Start of SUPPLIED DATA

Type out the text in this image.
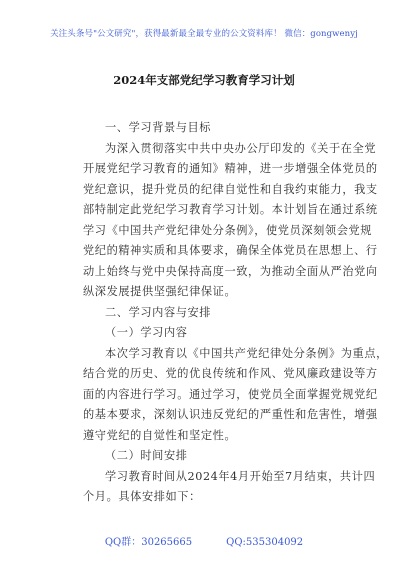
关注头条号"公文研究"，获得最新最全最专业的公文资料库！ 微信：gongwenyj
2024年支部党纪学习教育学习计划
一、学习背景与目标
为深入贯彻落实中共中央办公厅印发的《关于在全党
开展党纪学习教育的通知》精神，进一步增强全体党员的
党纪意识，提升党员的纪律自觉性和自我约束能力，我支
部特制定此党纪学习教育学习计划。本计划旨在通过系统
学习《中国共产党纪律处分条例》，使党员深刻领会党规
党纪的精神实质和具体要求，确保全体党员在思想上、行
动上始终与党中央保持高度一致，为推动全面从严治党向
纵深发展提供坚强纪律保证。
二、学习内容与安排
（一）学习内容
本次学习教育以《中国共产党纪律处分条例》为重点，
结合党的历史、党的优良传统和作风、党风廉政建设等方
面的内容进行学习。通过学习，使党员全面掌握党规党纪
的基本要求，深刻认识违反党纪的严重性和危害性，增强
遵守党纪的自觉性和坚定性。
（二）时间安排
学习教育时间从2024年4月开始至7月结束，共计四
个月。具体安排如下：
QQ群：30265665	QQ:535304092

End of SUPPLIED DATA

▶ **REQUIRED WORK**
Skip the pictures and transcribe the rest of the records exactly.

▶ **RESULT OF THE EXERCISE**
Type out the text in this image.
关注头条号"公文研究"，获得最新最全最专业的公文资料库！ 微信：gongwenyj
2024年支部党纪学习教育学习计划
一、学习背景与目标
为深入贯彻落实中共中央办公厅印发的《关于在全党
开展党纪学习教育的通知》精神，进一步增强全体党员的
党纪意识，提升党员的纪律自觉性和自我约束能力，我支
部特制定此党纪学习教育学习计划。本计划旨在通过系统
学习《中国共产党纪律处分条例》，使党员深刻领会党规
党纪的精神实质和具体要求，确保全体党员在思想上、行
动上始终与党中央保持高度一致，为推动全面从严治党向
纵深发展提供坚强纪律保证。
二、学习内容与安排
（一）学习内容
本次学习教育以《中国共产党纪律处分条例》为重点，
结合党的历史、党的优良传统和作风、党风廉政建设等方
面的内容进行学习。通过学习，使党员全面掌握党规党纪
的基本要求，深刻认识违反党纪的严重性和危害性，增强
遵守党纪的自觉性和坚定性。
（二）时间安排
学习教育时间从2024年4月开始至7月结束，共计四
个月。具体安排如下：
QQ群：30265665	QQ:535304092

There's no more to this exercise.